Repeat what the lines below say, word for word, and skip every image.
—————
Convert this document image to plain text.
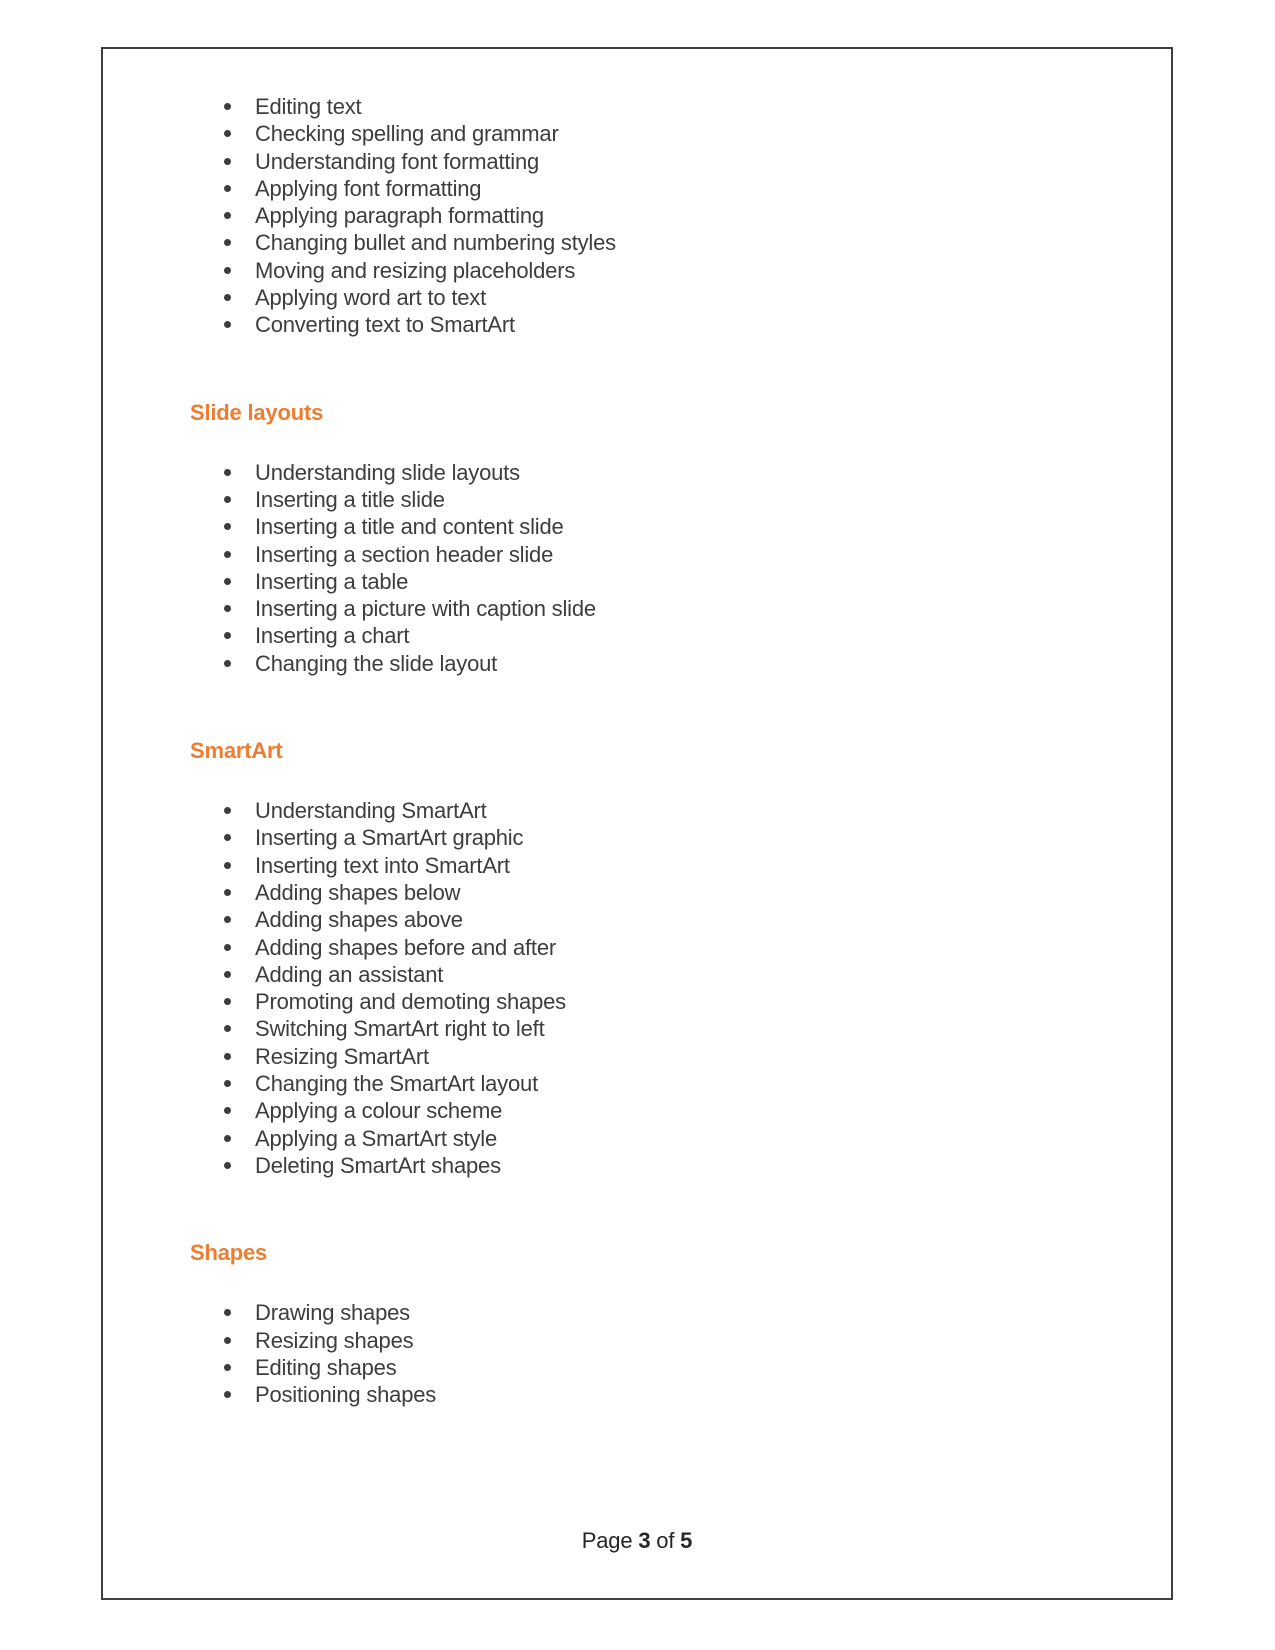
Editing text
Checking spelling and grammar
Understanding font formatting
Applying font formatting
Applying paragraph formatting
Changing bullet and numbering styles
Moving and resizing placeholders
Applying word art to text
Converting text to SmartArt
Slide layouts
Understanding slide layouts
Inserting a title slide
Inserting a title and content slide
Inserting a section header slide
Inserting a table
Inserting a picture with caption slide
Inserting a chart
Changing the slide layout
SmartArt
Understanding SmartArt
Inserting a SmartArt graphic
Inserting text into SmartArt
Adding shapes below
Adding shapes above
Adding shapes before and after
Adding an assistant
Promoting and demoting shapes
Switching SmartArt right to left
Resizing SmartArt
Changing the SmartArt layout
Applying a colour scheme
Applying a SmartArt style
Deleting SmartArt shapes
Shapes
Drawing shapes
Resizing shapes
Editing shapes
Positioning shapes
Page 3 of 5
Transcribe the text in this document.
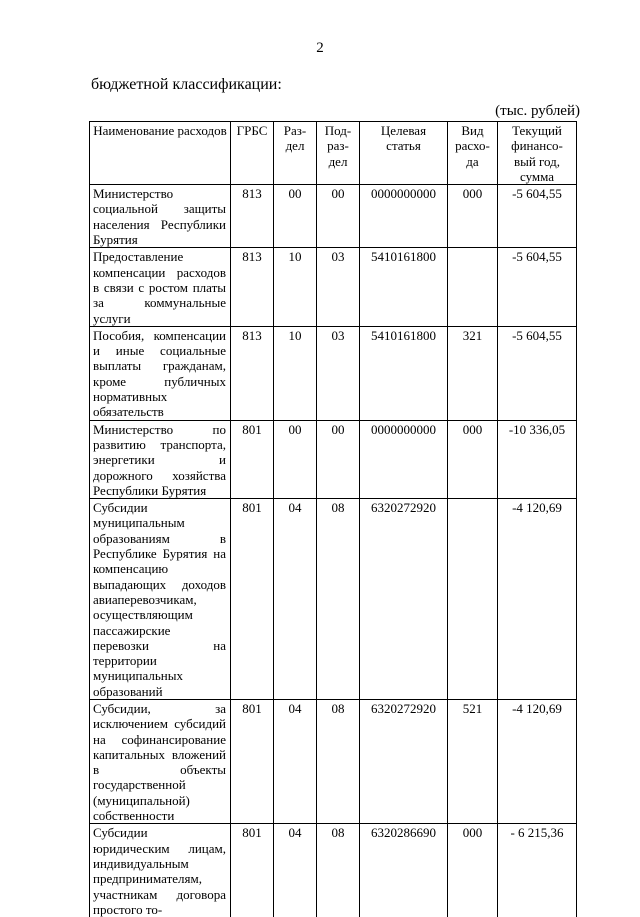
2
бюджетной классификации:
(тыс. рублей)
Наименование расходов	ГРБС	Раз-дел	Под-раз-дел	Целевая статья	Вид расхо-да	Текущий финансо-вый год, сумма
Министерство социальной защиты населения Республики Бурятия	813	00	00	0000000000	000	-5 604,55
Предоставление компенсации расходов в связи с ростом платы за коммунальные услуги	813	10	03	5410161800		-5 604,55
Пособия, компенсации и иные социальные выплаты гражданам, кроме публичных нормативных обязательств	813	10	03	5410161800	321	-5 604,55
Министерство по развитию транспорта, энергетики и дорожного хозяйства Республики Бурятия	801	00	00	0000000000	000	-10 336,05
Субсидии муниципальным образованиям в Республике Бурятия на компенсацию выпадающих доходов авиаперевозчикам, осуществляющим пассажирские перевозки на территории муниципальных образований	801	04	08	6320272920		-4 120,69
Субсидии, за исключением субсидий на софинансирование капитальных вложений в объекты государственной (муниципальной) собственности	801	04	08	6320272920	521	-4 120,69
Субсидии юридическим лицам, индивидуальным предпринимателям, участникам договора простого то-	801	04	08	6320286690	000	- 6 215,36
—————
*Result for this task*:
Convert this document image to plain text.
Editing text
Checking spelling and grammar
Understanding font formatting
Applying font formatting
Applying paragraph formatting
Changing bullet and numbering styles
Moving and resizing placeholders
Applying word art to text
Converting text to SmartArt
Slide layouts
Understanding slide layouts
Inserting a title slide
Inserting a title and content slide
Inserting a section header slide
Inserting a table
Inserting a picture with caption slide
Inserting a chart
Changing the slide layout
SmartArt
Understanding SmartArt
Inserting a SmartArt graphic
Inserting text into SmartArt
Adding shapes below
Adding shapes above
Adding shapes before and after
Adding an assistant
Promoting and demoting shapes
Switching SmartArt right to left
Resizing SmartArt
Changing the SmartArt layout
Applying a colour scheme
Applying a SmartArt style
Deleting SmartArt shapes
Shapes
Drawing shapes
Resizing shapes
Editing shapes
Positioning shapes
Page 3 of 5
Transcribe the text in this document.
2
бюджетной классификации:
(тыс. рублей)
Наименование расходов	ГРБС	Раз-дел	Под-раз-дел	Целевая статья	Вид расхо-да	Текущий финансо-вый год, сумма
Министерство социальной защиты населения Республики Бурятия	813	00	00	0000000000	000	-5 604,55
Предоставление компенсации расходов в связи с ростом платы за коммунальные услуги	813	10	03	5410161800		-5 604,55
Пособия, компенсации и иные социальные выплаты гражданам, кроме публичных нормативных обязательств	813	10	03	5410161800	321	-5 604,55
Министерство по развитию транспорта, энергетики и дорожного хозяйства Республики Бурятия	801	00	00	0000000000	000	-10 336,05
Субсидии муниципальным образованиям в Республике Бурятия на компенсацию выпадающих доходов авиаперевозчикам, осуществляющим пассажирские перевозки на территории муниципальных образований	801	04	08	6320272920		-4 120,69
Субсидии, за исключением субсидий на софинансирование капитальных вложений в объекты государственной (муниципальной) собственности	801	04	08	6320272920	521	-4 120,69
Субсидии юридическим лицам, индивидуальным предпринимателям, участникам договора простого то-	801	04	08	6320286690	000	- 6 215,36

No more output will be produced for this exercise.